▸ Task
Write out, without any change, the stretch of lines from the one containing "toc-entry-text-line2: related to" through the one containing "toc-entry-task-4[interactable] — [72, 395, 541, 416]", including both of those lines.

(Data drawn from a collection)
::::

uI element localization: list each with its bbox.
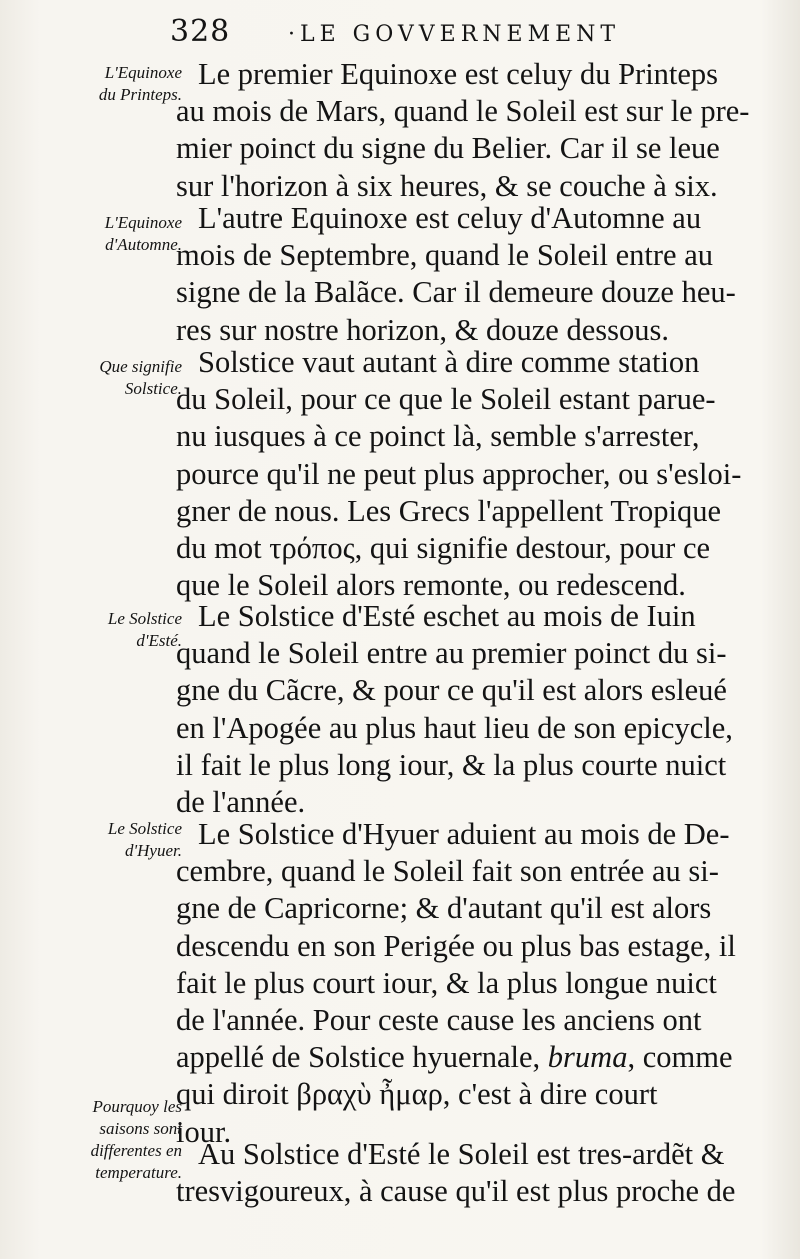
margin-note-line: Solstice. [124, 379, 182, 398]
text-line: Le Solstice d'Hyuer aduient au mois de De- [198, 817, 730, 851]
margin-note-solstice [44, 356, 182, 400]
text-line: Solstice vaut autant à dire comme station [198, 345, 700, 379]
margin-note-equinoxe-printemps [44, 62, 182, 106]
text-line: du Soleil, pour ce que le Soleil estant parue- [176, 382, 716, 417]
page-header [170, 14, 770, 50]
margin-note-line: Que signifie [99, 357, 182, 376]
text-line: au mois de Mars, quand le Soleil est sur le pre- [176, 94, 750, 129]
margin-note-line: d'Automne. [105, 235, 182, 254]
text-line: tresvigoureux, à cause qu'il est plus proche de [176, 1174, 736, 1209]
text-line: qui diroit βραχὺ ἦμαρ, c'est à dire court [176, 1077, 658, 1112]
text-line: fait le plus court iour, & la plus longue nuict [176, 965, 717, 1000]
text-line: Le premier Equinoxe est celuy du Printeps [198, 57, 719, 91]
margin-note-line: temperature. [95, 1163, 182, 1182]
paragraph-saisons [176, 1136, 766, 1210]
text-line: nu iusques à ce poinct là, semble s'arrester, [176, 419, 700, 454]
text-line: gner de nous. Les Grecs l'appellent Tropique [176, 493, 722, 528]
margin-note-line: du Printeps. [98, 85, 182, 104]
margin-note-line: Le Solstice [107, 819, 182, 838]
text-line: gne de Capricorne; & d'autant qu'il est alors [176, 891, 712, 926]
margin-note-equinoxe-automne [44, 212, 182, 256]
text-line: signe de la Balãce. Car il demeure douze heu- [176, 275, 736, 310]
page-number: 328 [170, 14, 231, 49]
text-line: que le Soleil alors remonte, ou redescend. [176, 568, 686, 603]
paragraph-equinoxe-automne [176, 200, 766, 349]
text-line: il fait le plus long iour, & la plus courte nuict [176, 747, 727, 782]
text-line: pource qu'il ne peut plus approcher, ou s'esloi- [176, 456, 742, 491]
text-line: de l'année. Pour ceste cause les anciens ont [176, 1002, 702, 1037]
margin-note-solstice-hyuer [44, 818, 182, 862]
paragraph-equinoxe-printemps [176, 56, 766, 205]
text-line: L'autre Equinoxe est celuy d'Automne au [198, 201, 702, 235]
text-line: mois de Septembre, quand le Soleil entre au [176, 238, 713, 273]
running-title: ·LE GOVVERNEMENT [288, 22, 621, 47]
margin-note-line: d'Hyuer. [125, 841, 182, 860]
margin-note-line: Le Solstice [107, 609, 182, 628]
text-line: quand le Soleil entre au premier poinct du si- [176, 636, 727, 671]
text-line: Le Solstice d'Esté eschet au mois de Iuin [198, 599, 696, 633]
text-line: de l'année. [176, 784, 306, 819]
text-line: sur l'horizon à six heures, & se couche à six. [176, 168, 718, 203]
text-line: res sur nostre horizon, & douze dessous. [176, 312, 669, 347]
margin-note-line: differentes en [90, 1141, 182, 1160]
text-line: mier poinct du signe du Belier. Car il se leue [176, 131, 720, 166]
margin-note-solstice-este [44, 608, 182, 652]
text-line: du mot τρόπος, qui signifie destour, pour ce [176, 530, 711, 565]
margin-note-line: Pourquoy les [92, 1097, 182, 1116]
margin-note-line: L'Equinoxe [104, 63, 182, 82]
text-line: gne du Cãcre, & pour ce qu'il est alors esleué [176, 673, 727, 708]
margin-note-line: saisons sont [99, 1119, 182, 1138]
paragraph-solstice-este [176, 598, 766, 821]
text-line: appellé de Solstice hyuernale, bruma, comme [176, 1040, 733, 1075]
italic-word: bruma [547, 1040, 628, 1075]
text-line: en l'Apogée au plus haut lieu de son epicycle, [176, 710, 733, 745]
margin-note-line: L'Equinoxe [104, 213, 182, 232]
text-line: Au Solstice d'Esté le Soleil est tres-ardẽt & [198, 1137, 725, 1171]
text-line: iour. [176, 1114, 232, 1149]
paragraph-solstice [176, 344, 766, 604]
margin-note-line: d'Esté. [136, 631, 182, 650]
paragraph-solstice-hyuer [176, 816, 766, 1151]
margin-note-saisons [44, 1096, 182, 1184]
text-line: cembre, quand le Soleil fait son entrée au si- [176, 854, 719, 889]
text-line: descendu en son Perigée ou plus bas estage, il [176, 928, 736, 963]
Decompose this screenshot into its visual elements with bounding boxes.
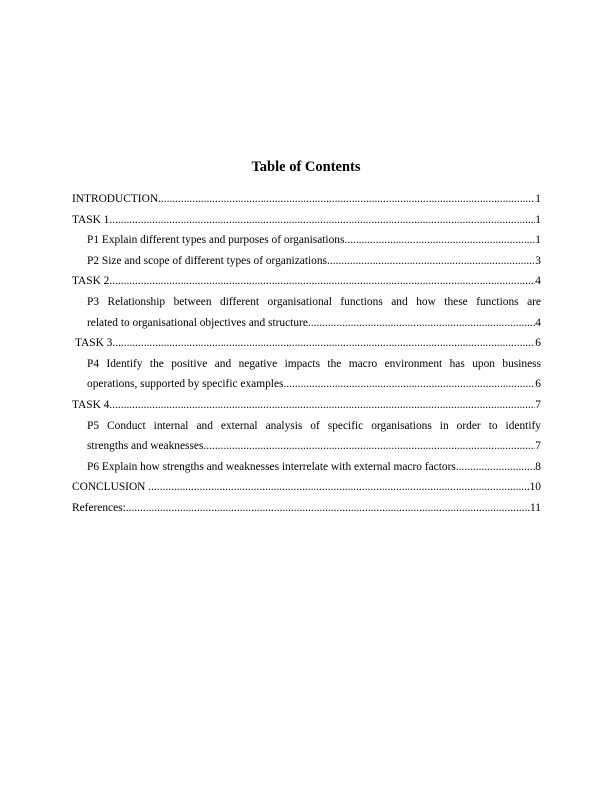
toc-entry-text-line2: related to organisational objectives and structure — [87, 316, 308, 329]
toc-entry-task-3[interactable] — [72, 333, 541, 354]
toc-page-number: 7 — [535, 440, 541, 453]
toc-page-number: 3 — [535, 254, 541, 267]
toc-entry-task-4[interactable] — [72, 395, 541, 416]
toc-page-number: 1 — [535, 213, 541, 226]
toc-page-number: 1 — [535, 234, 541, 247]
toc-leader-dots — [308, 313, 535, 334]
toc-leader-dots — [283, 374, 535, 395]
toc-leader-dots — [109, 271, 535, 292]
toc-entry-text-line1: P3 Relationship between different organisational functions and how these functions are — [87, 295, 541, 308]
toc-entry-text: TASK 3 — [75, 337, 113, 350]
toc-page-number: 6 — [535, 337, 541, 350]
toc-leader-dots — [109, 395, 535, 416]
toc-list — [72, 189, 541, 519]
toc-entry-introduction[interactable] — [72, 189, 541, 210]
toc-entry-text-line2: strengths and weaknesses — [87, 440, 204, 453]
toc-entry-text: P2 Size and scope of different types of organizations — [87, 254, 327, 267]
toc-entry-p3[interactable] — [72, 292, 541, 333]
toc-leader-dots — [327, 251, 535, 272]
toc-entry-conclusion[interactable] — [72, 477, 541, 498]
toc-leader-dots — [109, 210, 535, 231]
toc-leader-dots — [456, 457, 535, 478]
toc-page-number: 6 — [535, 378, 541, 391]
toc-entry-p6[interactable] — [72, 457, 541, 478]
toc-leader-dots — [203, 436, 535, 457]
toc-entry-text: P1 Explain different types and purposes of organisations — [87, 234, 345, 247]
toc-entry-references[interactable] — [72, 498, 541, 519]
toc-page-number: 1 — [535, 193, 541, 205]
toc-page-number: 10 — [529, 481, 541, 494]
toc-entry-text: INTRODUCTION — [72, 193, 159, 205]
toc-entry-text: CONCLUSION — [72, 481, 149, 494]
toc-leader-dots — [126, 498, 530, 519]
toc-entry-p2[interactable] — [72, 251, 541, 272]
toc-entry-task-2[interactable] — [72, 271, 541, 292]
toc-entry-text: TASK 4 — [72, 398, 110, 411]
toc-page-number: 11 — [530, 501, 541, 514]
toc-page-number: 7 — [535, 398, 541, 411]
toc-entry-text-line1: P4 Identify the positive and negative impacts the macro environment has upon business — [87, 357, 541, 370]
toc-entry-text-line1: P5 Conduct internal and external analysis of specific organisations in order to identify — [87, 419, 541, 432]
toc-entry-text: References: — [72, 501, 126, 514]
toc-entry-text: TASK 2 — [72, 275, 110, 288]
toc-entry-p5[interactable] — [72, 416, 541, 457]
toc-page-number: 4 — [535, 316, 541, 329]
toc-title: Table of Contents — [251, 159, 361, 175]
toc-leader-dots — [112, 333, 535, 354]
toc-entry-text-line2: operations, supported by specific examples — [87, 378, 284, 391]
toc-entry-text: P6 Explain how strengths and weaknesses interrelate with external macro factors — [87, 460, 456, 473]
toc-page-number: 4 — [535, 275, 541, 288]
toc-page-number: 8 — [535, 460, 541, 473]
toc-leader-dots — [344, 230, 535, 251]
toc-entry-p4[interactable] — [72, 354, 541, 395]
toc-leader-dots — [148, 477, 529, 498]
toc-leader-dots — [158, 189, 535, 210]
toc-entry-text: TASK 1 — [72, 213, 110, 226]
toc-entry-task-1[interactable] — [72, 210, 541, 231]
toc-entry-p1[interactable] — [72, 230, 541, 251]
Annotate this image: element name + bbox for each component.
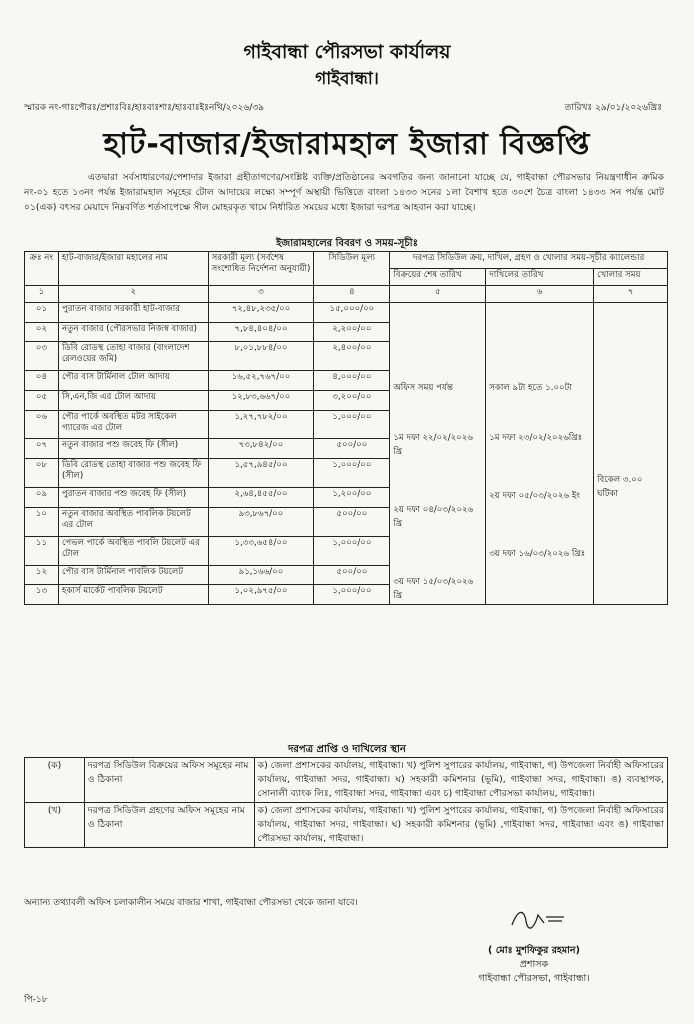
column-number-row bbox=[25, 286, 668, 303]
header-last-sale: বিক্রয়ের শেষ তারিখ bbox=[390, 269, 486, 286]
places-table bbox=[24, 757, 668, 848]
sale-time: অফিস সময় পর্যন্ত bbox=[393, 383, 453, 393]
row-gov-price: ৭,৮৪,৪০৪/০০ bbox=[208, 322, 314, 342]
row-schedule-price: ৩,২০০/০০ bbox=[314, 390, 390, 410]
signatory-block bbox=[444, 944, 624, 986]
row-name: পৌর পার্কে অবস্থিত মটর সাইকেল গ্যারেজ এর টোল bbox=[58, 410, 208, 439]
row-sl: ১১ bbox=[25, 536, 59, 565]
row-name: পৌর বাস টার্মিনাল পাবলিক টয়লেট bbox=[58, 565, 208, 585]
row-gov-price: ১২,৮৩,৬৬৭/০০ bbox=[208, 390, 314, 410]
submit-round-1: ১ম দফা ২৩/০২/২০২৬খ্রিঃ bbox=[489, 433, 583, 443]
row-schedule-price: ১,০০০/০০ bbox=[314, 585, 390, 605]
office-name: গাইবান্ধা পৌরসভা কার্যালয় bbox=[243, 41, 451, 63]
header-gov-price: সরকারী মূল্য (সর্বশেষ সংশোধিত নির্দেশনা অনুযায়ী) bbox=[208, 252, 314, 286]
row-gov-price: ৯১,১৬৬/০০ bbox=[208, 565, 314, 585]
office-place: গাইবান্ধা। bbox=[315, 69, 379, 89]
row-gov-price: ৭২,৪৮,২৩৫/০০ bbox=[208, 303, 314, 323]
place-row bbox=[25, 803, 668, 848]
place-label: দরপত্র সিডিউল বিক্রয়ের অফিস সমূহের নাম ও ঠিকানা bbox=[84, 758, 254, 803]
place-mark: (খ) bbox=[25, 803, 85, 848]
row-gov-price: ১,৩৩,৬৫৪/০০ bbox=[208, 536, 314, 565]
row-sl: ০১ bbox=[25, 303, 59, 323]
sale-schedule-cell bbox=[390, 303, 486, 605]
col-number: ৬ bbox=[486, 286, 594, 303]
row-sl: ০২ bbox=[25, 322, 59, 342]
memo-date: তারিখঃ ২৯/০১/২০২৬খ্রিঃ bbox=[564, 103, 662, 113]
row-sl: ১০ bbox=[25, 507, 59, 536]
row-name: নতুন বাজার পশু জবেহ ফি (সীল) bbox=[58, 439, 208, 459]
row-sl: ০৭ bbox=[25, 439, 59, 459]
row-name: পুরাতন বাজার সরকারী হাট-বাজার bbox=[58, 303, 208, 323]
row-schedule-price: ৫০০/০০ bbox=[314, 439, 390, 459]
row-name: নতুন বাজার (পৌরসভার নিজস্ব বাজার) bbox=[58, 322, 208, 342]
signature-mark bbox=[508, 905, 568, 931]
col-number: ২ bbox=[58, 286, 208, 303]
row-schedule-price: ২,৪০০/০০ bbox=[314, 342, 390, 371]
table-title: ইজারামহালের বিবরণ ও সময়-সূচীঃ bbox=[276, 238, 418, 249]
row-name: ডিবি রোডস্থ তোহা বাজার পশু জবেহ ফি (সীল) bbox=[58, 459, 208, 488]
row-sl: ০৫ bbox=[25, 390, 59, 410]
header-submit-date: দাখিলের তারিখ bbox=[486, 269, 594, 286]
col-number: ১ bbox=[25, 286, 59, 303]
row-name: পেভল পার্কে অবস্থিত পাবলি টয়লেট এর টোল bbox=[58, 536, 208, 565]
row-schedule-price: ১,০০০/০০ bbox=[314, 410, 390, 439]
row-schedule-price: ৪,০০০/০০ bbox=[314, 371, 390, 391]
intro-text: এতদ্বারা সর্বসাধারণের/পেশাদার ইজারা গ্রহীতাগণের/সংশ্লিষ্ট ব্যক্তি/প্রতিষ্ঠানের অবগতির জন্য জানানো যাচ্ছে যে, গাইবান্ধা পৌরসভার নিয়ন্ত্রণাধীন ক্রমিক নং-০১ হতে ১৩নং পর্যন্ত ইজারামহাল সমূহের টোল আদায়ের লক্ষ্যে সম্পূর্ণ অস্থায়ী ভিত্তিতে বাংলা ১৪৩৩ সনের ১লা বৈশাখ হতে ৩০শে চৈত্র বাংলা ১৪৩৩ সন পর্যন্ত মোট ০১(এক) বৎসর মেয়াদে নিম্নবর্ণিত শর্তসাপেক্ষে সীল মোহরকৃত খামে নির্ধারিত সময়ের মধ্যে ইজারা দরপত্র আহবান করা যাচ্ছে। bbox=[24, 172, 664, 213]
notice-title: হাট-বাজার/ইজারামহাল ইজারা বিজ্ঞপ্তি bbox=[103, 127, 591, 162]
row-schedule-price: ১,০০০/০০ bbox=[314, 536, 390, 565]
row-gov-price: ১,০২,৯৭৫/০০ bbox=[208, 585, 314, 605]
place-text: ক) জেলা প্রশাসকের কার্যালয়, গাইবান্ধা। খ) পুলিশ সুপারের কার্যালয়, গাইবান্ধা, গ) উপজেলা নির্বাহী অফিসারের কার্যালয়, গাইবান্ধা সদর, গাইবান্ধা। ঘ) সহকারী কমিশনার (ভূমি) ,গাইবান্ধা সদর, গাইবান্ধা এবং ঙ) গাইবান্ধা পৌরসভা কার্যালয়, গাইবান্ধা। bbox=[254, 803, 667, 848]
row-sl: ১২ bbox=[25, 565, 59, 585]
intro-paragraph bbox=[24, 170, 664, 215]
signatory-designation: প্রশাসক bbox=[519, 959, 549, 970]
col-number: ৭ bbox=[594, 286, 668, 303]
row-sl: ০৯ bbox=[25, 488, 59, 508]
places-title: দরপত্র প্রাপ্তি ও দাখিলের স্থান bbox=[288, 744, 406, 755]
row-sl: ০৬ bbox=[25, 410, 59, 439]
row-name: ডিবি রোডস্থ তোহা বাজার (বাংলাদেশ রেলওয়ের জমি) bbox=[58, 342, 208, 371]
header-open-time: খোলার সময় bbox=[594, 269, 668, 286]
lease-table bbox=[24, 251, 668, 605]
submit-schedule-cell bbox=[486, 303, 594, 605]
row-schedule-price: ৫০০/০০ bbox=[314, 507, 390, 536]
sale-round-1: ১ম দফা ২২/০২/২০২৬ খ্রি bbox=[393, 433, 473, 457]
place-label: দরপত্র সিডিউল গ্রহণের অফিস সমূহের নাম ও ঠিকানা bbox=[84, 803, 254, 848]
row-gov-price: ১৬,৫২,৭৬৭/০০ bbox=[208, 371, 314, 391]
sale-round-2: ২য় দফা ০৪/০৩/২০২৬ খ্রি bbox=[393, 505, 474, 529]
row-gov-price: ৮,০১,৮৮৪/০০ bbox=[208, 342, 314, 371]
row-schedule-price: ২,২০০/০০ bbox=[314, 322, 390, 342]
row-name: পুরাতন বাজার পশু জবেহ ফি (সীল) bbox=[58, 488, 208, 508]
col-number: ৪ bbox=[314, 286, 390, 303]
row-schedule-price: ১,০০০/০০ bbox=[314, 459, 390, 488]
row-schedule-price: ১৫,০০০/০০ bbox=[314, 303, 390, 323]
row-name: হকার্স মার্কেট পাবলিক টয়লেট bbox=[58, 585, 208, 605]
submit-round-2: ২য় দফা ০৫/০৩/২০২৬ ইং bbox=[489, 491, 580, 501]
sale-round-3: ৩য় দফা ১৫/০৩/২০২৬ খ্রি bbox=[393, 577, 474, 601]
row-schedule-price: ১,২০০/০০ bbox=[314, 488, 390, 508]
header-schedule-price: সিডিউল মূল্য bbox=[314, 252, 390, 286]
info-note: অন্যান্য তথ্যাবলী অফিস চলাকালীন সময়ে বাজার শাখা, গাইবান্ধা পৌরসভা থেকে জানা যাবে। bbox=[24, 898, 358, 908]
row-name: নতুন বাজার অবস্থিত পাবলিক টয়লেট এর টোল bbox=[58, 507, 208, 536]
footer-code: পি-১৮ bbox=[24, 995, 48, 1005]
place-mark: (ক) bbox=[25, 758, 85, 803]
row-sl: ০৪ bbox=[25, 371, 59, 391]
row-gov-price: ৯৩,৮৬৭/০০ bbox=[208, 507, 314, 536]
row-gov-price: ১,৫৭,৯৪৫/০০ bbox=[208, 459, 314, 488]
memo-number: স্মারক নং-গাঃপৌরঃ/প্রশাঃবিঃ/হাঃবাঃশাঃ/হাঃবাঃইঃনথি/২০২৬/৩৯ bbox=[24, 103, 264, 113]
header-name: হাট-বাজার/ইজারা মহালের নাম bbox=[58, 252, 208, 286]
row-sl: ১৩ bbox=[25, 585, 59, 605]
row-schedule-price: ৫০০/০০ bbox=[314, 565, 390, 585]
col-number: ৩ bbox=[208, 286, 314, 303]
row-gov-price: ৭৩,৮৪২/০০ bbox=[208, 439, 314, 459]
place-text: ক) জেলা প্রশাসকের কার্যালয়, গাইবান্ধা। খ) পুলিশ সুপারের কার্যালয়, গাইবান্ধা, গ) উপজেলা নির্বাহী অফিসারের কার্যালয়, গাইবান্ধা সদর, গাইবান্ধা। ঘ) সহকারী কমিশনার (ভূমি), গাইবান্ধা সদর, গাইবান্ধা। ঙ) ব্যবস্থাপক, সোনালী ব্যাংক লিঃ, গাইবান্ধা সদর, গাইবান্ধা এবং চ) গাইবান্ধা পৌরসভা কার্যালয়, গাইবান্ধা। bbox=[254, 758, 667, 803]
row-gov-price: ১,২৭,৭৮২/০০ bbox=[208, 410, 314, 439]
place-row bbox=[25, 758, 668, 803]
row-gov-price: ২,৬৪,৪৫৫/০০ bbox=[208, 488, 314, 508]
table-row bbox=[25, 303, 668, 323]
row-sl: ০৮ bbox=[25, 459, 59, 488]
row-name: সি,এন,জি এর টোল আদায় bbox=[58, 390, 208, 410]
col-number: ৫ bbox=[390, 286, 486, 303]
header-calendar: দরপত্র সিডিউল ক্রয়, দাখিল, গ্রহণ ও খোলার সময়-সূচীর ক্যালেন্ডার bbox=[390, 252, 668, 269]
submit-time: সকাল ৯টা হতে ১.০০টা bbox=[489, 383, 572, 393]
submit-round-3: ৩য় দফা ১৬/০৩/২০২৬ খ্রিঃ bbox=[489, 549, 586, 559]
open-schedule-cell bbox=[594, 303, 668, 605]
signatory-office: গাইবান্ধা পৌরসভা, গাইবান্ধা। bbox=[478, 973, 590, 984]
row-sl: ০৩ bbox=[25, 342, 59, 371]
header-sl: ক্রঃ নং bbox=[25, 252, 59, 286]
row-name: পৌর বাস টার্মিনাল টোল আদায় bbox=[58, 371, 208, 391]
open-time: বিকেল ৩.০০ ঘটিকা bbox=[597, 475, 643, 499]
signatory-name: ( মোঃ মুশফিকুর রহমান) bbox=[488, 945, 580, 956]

::::

▸ Output below
toc-entry-text-line2: related to organisational objectives and structure — [87, 316, 308, 329]
toc-entry-task-3[interactable] — [72, 333, 541, 354]
toc-page-number: 7 — [535, 440, 541, 453]
toc-page-number: 3 — [535, 254, 541, 267]
toc-entry-task-4[interactable] — [72, 395, 541, 416]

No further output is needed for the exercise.